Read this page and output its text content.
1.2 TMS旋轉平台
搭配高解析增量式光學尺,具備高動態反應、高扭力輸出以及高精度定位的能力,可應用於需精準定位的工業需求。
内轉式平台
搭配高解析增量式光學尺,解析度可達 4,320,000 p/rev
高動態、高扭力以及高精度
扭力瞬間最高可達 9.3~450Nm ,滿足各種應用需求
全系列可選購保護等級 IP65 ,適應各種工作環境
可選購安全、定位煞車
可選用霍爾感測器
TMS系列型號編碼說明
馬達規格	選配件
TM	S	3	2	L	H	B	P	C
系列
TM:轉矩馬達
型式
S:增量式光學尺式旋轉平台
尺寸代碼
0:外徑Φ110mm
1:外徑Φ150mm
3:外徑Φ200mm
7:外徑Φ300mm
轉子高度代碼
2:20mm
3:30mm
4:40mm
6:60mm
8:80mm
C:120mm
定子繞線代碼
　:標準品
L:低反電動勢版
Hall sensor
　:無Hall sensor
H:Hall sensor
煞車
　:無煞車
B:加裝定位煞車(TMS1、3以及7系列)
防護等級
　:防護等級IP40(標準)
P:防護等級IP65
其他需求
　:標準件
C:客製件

### Problem description
Return all of the data exactly as it reads.

### Response to the exercise
Read this page and output its text content.
1.2 TMS旋轉平台
搭配高解析增量式光學尺,具備高動態反應、高扭力輸出以及高精度定位的能力,可應用於需精準定位的工業需求。
内轉式平台
搭配高解析增量式光學尺,解析度可達 4,320,000 p/rev
高動態、高扭力以及高精度
扭力瞬間最高可達 9.3~450Nm ,滿足各種應用需求
全系列可選購保護等級 IP65 ,適應各種工作環境
可選購安全、定位煞車
可選用霍爾感測器
TMS系列型號編碼說明
馬達規格	選配件
TM	S	3	2	L	H	B	P	C
系列
TM:轉矩馬達
型式
S:增量式光學尺式旋轉平台
尺寸代碼
0:外徑Φ110mm
1:外徑Φ150mm
3:外徑Φ200mm
7:外徑Φ300mm
轉子高度代碼
2:20mm
3:30mm
4:40mm
6:60mm
8:80mm
C:120mm
定子繞線代碼
　:標準品
L:低反電動勢版
Hall sensor
　:無Hall sensor
H:Hall sensor
煞車
　:無煞車
B:加裝定位煞車(TMS1、3以及7系列)
防護等級
　:防護等級IP40(標準)
P:防護等級IP65
其他需求
　:標準件
C:客製件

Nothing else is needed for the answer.